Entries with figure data
## START

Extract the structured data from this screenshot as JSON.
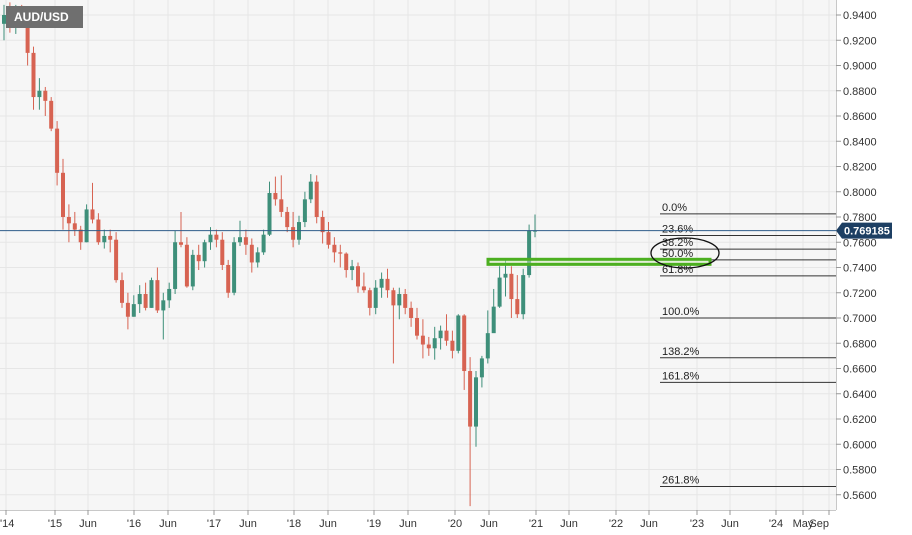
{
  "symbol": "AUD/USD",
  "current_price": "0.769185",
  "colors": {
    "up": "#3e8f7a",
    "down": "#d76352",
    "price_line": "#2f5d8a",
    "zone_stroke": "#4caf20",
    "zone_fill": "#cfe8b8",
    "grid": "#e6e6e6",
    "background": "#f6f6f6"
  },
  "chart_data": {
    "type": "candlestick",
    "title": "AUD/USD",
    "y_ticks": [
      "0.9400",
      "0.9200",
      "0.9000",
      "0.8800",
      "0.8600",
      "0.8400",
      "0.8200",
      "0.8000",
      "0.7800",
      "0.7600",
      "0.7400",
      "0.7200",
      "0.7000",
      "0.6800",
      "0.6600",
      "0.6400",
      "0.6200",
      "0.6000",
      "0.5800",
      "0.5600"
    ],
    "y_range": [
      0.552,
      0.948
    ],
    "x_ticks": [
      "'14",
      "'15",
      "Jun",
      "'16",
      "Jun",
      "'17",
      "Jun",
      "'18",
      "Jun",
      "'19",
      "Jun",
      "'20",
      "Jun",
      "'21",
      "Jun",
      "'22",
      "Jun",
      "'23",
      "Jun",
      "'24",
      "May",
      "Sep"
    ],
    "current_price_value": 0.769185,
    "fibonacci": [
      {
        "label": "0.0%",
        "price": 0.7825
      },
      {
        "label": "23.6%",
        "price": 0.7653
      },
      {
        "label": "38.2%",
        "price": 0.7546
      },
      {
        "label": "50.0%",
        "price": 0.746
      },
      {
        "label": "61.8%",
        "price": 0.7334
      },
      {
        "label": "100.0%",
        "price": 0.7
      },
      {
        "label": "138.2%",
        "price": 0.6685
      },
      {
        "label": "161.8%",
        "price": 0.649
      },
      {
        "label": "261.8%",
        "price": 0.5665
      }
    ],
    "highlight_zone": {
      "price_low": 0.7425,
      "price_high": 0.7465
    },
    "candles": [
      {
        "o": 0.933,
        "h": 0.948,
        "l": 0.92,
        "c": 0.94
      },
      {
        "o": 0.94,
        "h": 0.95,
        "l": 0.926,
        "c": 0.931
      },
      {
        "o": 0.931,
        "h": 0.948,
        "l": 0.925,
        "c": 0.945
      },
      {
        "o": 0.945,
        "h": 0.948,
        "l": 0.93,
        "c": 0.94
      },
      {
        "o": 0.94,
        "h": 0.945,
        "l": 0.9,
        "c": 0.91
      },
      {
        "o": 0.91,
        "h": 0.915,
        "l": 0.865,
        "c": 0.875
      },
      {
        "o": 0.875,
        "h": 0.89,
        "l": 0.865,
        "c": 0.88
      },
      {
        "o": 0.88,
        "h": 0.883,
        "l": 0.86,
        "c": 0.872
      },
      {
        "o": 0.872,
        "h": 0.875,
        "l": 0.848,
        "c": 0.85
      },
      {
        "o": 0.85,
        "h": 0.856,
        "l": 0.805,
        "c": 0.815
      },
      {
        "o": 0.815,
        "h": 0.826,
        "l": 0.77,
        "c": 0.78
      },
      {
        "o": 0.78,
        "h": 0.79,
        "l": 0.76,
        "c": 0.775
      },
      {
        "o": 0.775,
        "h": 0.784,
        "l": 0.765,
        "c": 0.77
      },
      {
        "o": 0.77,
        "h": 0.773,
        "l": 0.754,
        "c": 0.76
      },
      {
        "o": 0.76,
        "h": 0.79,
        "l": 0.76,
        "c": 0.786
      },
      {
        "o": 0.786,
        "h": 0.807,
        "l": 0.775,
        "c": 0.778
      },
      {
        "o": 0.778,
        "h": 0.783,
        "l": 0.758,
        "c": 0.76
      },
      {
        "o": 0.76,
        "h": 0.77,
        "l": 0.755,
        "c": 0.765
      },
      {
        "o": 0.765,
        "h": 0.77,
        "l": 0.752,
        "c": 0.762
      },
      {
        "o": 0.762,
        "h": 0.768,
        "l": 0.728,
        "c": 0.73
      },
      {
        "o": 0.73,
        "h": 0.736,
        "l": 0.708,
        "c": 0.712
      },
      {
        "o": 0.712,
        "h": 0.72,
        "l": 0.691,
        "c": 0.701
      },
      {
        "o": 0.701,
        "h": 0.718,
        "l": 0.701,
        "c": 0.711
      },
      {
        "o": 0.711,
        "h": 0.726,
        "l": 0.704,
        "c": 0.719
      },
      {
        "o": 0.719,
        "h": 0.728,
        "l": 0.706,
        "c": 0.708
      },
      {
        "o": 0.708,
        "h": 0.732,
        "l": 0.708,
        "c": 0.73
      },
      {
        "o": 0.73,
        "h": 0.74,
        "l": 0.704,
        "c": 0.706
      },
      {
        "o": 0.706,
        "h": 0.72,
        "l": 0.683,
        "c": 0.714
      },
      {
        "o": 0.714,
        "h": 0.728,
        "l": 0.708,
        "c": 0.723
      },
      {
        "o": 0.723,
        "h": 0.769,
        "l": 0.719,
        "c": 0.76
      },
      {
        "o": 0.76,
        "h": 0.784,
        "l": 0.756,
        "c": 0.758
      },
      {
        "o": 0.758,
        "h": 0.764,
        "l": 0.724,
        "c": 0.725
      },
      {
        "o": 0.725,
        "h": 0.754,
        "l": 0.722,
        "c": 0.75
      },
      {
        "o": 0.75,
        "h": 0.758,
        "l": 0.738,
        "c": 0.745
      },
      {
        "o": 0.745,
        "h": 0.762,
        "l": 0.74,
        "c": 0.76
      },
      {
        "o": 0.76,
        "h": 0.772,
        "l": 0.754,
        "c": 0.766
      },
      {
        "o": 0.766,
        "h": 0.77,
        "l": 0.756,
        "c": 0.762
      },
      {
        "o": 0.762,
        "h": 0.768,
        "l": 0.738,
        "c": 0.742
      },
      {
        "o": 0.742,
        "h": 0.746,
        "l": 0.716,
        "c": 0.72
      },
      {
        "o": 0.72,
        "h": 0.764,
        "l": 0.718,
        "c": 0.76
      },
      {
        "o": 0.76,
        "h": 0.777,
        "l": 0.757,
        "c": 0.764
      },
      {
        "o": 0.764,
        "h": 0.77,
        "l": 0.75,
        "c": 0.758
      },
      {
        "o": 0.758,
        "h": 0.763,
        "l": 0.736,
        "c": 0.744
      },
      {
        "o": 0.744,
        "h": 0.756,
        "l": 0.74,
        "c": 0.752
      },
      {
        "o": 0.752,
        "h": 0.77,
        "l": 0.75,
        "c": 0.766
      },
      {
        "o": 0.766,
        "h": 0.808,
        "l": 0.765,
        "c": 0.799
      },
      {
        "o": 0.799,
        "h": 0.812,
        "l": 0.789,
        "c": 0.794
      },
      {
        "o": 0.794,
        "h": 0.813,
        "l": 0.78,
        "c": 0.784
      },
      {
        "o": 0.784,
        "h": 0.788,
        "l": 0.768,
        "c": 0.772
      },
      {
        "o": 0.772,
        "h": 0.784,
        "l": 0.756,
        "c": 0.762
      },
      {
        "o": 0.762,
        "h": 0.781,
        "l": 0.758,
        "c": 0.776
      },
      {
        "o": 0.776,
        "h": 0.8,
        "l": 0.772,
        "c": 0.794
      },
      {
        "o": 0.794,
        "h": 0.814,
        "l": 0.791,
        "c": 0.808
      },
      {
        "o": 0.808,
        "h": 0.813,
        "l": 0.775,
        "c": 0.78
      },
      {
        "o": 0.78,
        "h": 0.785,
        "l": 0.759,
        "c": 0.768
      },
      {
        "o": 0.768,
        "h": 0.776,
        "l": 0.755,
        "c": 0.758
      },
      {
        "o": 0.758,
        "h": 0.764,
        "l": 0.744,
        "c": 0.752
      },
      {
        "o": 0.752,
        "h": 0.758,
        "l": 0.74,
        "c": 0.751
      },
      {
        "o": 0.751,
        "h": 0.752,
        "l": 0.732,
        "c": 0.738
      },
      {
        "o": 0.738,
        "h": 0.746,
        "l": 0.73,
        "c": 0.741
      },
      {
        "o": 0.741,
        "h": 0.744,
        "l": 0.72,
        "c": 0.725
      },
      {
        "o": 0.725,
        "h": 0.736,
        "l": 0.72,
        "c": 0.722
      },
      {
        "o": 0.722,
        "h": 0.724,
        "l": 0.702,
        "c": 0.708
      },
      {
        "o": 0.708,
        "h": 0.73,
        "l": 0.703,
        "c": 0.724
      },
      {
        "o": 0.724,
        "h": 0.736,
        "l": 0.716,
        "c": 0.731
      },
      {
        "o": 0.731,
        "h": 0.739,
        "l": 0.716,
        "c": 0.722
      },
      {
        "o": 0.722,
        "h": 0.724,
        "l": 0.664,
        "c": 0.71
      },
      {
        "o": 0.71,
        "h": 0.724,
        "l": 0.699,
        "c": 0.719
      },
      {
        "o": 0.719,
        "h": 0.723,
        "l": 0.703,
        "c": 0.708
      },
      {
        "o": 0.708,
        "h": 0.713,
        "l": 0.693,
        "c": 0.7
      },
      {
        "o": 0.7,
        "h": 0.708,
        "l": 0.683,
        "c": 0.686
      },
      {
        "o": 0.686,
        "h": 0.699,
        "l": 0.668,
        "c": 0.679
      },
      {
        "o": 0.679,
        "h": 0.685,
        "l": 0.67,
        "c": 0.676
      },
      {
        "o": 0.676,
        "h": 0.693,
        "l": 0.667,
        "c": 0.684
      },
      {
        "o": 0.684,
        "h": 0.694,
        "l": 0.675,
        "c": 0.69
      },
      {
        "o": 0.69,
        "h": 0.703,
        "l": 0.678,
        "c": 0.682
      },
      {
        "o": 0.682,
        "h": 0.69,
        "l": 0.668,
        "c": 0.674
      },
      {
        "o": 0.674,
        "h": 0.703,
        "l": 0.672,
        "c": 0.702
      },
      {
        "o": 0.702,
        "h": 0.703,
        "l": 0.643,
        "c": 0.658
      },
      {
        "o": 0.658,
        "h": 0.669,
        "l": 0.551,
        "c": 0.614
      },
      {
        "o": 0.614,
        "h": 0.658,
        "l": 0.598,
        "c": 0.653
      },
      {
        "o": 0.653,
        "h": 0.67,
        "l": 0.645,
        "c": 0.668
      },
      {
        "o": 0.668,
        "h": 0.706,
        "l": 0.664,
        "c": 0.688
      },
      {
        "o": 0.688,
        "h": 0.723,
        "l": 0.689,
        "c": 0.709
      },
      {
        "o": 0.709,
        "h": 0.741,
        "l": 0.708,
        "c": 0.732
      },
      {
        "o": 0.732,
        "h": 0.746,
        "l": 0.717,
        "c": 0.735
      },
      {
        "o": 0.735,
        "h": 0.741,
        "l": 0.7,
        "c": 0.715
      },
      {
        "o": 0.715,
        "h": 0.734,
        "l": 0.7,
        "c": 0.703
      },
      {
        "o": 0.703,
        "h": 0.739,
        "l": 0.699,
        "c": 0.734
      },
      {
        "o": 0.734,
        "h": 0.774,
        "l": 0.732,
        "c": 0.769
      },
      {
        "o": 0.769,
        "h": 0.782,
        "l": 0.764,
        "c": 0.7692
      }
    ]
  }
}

## END
## START

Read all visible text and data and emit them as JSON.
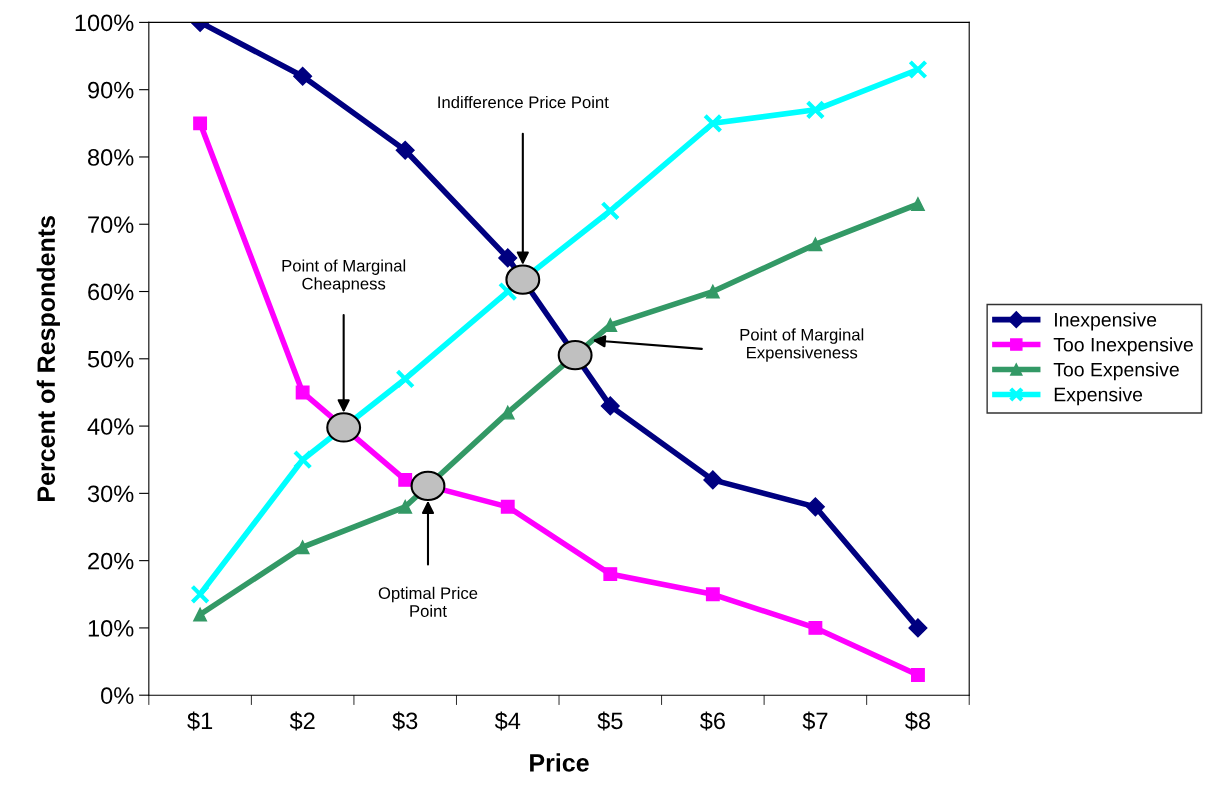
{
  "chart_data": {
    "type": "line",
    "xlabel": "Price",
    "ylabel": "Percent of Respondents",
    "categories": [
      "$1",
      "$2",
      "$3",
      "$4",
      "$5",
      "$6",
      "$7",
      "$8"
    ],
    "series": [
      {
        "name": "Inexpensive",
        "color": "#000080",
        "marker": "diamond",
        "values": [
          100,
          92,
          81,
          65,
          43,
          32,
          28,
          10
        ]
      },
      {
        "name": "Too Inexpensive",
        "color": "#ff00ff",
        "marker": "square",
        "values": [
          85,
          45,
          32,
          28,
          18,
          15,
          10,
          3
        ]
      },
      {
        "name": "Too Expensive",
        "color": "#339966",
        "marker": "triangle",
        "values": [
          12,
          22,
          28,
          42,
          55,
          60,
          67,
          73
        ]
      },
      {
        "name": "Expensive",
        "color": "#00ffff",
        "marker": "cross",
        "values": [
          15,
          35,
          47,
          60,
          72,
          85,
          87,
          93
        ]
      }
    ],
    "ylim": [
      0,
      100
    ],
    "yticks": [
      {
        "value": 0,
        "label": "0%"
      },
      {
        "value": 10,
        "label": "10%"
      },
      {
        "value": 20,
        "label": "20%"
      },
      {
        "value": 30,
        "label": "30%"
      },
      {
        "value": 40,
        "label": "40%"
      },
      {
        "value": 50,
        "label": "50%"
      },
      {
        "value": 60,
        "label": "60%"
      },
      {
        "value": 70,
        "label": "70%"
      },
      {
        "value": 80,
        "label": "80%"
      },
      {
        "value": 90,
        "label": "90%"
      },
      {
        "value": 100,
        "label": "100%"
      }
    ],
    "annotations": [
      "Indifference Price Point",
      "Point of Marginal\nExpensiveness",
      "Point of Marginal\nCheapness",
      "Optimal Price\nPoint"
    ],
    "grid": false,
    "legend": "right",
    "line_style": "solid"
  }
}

## END
## START

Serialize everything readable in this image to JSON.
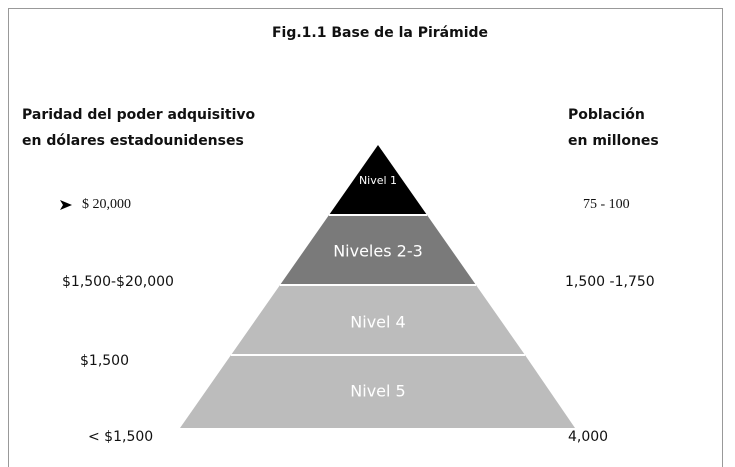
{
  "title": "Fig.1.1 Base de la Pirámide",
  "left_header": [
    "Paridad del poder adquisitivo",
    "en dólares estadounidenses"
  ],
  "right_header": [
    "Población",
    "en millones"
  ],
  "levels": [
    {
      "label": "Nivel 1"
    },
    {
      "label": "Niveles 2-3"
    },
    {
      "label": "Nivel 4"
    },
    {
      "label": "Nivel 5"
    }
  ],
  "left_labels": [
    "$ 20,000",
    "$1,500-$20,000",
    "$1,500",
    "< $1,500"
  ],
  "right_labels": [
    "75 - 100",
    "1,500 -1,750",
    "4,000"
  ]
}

## END

Copy each line of the records containing the string "this".

Extract the structured data from this screenshot as JSON.
Serialize everything readable in this image to JSON.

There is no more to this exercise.